§ INSTRUCTIONS FOR THE TASK
Please repeat all of the lines that follow, exactly as written.
-- START OF THE DATA --
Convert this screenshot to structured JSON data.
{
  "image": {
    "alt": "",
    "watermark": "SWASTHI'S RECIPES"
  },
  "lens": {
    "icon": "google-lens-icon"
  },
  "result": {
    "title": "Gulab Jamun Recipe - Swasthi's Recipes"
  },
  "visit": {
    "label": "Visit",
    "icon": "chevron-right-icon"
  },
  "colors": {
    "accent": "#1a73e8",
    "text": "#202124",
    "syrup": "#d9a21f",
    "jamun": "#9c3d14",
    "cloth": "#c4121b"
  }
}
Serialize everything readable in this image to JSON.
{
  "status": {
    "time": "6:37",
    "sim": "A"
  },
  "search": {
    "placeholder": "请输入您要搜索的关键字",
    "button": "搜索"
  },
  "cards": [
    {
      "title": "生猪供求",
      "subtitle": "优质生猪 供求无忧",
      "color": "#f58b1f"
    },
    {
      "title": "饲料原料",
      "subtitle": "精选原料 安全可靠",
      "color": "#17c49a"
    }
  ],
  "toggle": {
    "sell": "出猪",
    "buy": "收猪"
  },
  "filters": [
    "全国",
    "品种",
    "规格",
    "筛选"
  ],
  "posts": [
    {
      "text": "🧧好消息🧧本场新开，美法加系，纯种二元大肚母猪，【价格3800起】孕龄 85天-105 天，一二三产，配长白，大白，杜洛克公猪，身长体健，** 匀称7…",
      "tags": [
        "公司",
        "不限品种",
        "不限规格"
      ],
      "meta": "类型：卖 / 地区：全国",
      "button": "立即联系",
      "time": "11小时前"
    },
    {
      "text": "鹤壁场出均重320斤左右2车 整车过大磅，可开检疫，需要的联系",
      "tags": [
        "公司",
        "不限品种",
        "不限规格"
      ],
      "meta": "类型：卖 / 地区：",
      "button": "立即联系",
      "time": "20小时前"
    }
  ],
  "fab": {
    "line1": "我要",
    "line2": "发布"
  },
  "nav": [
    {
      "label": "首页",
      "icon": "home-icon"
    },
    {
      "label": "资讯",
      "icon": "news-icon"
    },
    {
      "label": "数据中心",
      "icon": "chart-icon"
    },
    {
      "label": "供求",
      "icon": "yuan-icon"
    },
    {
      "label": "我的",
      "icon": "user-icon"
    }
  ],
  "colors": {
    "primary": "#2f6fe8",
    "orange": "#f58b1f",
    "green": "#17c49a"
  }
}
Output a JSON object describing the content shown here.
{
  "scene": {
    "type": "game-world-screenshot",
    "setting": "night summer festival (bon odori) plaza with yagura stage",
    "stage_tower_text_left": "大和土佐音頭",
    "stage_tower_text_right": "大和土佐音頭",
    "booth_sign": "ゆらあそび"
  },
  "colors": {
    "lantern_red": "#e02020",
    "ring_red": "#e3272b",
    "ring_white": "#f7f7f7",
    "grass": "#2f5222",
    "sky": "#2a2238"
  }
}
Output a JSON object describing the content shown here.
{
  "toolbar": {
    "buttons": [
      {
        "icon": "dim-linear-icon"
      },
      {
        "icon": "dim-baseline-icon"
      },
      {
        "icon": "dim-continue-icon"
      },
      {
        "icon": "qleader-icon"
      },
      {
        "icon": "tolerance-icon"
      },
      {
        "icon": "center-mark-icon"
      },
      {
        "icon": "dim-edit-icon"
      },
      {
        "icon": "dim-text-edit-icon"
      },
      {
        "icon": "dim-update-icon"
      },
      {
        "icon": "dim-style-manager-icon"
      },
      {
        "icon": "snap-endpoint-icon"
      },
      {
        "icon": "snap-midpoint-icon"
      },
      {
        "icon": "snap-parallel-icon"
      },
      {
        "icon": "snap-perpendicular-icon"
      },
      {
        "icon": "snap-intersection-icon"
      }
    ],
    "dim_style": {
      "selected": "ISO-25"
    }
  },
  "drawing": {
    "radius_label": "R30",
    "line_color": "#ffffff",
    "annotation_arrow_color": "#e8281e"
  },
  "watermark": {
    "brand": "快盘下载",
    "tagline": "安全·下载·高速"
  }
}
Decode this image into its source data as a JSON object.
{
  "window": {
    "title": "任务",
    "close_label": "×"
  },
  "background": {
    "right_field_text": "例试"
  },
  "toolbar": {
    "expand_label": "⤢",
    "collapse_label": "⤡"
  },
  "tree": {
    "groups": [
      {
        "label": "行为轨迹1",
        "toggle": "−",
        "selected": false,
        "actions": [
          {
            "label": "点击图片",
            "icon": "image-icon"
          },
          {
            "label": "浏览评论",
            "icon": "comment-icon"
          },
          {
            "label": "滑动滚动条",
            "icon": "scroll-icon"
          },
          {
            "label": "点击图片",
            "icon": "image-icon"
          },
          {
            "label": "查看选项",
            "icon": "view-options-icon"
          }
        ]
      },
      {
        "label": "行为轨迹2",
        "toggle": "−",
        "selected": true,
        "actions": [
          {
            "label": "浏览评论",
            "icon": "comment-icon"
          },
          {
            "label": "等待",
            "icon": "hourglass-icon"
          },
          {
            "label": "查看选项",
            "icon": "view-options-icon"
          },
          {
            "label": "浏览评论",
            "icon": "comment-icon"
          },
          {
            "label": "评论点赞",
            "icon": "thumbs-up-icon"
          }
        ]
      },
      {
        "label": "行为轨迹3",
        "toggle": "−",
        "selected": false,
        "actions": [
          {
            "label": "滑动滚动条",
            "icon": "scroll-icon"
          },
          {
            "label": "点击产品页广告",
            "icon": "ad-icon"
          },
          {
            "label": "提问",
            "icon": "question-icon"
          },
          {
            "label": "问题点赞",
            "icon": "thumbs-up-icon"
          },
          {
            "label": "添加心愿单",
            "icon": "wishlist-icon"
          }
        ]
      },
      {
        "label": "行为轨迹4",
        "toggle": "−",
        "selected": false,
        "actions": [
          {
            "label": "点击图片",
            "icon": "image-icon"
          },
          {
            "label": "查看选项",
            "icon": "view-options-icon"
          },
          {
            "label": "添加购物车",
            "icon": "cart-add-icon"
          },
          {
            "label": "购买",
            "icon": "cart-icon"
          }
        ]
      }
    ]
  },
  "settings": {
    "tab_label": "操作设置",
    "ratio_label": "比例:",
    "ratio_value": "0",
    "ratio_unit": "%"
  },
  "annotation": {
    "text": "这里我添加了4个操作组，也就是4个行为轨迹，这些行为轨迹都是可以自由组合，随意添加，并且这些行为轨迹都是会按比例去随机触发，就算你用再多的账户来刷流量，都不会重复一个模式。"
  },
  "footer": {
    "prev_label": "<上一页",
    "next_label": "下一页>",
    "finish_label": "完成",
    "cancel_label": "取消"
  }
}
-- END OF THE DATA --
§ SOLUTION TO THE EXERCISE
Convert this screenshot to structured JSON data.
{
  "image": {
    "alt": "",
    "watermark": "SWASTHI'S RECIPES"
  },
  "lens": {
    "icon": "google-lens-icon"
  },
  "result": {
    "title": "Gulab Jamun Recipe - Swasthi's Recipes"
  },
  "visit": {
    "label": "Visit",
    "icon": "chevron-right-icon"
  },
  "colors": {
    "accent": "#1a73e8",
    "text": "#202124",
    "syrup": "#d9a21f",
    "jamun": "#9c3d14",
    "cloth": "#c4121b"
  }
}
Serialize everything readable in this image to JSON.
{
  "status": {
    "time": "6:37",
    "sim": "A"
  },
  "search": {
    "placeholder": "请输入您要搜索的关键字",
    "button": "搜索"
  },
  "cards": [
    {
      "title": "生猪供求",
      "subtitle": "优质生猪 供求无忧",
      "color": "#f58b1f"
    },
    {
      "title": "饲料原料",
      "subtitle": "精选原料 安全可靠",
      "color": "#17c49a"
    }
  ],
  "toggle": {
    "sell": "出猪",
    "buy": "收猪"
  },
  "filters": [
    "全国",
    "品种",
    "规格",
    "筛选"
  ],
  "posts": [
    {
      "text": "🧧好消息🧧本场新开，美法加系，纯种二元大肚母猪，【价格3800起】孕龄 85天-105 天，一二三产，配长白，大白，杜洛克公猪，身长体健，** 匀称7…",
      "tags": [
        "公司",
        "不限品种",
        "不限规格"
      ],
      "meta": "类型：卖 / 地区：全国",
      "button": "立即联系",
      "time": "11小时前"
    },
    {
      "text": "鹤壁场出均重320斤左右2车 整车过大磅，可开检疫，需要的联系",
      "tags": [
        "公司",
        "不限品种",
        "不限规格"
      ],
      "meta": "类型：卖 / 地区：",
      "button": "立即联系",
      "time": "20小时前"
    }
  ],
  "fab": {
    "line1": "我要",
    "line2": "发布"
  },
  "nav": [
    {
      "label": "首页",
      "icon": "home-icon"
    },
    {
      "label": "资讯",
      "icon": "news-icon"
    },
    {
      "label": "数据中心",
      "icon": "chart-icon"
    },
    {
      "label": "供求",
      "icon": "yuan-icon"
    },
    {
      "label": "我的",
      "icon": "user-icon"
    }
  ],
  "colors": {
    "primary": "#2f6fe8",
    "orange": "#f58b1f",
    "green": "#17c49a"
  }
}
Output a JSON object describing the content shown here.
{
  "scene": {
    "type": "game-world-screenshot",
    "setting": "night summer festival (bon odori) plaza with yagura stage",
    "stage_tower_text_left": "大和土佐音頭",
    "stage_tower_text_right": "大和土佐音頭",
    "booth_sign": "ゆらあそび"
  },
  "colors": {
    "lantern_red": "#e02020",
    "ring_red": "#e3272b",
    "ring_white": "#f7f7f7",
    "grass": "#2f5222",
    "sky": "#2a2238"
  }
}
Output a JSON object describing the content shown here.
{
  "toolbar": {
    "buttons": [
      {
        "icon": "dim-linear-icon"
      },
      {
        "icon": "dim-baseline-icon"
      },
      {
        "icon": "dim-continue-icon"
      },
      {
        "icon": "qleader-icon"
      },
      {
        "icon": "tolerance-icon"
      },
      {
        "icon": "center-mark-icon"
      },
      {
        "icon": "dim-edit-icon"
      },
      {
        "icon": "dim-text-edit-icon"
      },
      {
        "icon": "dim-update-icon"
      },
      {
        "icon": "dim-style-manager-icon"
      },
      {
        "icon": "snap-endpoint-icon"
      },
      {
        "icon": "snap-midpoint-icon"
      },
      {
        "icon": "snap-parallel-icon"
      },
      {
        "icon": "snap-perpendicular-icon"
      },
      {
        "icon": "snap-intersection-icon"
      }
    ],
    "dim_style": {
      "selected": "ISO-25"
    }
  },
  "drawing": {
    "radius_label": "R30",
    "line_color": "#ffffff",
    "annotation_arrow_color": "#e8281e"
  },
  "watermark": {
    "brand": "快盘下载",
    "tagline": "安全·下载·高速"
  }
}
Decode this image into its source data as a JSON object.
{
  "window": {
    "title": "任务",
    "close_label": "×"
  },
  "background": {
    "right_field_text": "例试"
  },
  "toolbar": {
    "expand_label": "⤢",
    "collapse_label": "⤡"
  },
  "tree": {
    "groups": [
      {
        "label": "行为轨迹1",
        "toggle": "−",
        "selected": false,
        "actions": [
          {
            "label": "点击图片",
            "icon": "image-icon"
          },
          {
            "label": "浏览评论",
            "icon": "comment-icon"
          },
          {
            "label": "滑动滚动条",
            "icon": "scroll-icon"
          },
          {
            "label": "点击图片",
            "icon": "image-icon"
          },
          {
            "label": "查看选项",
            "icon": "view-options-icon"
          }
        ]
      },
      {
        "label": "行为轨迹2",
        "toggle": "−",
        "selected": true,
        "actions": [
          {
            "label": "浏览评论",
            "icon": "comment-icon"
          },
          {
            "label": "等待",
            "icon": "hourglass-icon"
          },
          {
            "label": "查看选项",
            "icon": "view-options-icon"
          },
          {
            "label": "浏览评论",
            "icon": "comment-icon"
          },
          {
            "label": "评论点赞",
            "icon": "thumbs-up-icon"
          }
        ]
      },
      {
        "label": "行为轨迹3",
        "toggle": "−",
        "selected": false,
        "actions": [
          {
            "label": "滑动滚动条",
            "icon": "scroll-icon"
          },
          {
            "label": "点击产品页广告",
            "icon": "ad-icon"
          },
          {
            "label": "提问",
            "icon": "question-icon"
          },
          {
            "label": "问题点赞",
            "icon": "thumbs-up-icon"
          },
          {
            "label": "添加心愿单",
            "icon": "wishlist-icon"
          }
        ]
      },
      {
        "label": "行为轨迹4",
        "toggle": "−",
        "selected": false,
        "actions": [
          {
            "label": "点击图片",
            "icon": "image-icon"
          },
          {
            "label": "查看选项",
            "icon": "view-options-icon"
          },
          {
            "label": "添加购物车",
            "icon": "cart-add-icon"
          },
          {
            "label": "购买",
            "icon": "cart-icon"
          }
        ]
      }
    ]
  },
  "settings": {
    "tab_label": "操作设置",
    "ratio_label": "比例:",
    "ratio_value": "0",
    "ratio_unit": "%"
  },
  "annotation": {
    "text": "这里我添加了4个操作组，也就是4个行为轨迹，这些行为轨迹都是可以自由组合，随意添加，并且这些行为轨迹都是会按比例去随机触发，就算你用再多的账户来刷流量，都不会重复一个模式。"
  },
  "footer": {
    "prev_label": "<上一页",
    "next_label": "下一页>",
    "finish_label": "完成",
    "cancel_label": "取消"
  }
}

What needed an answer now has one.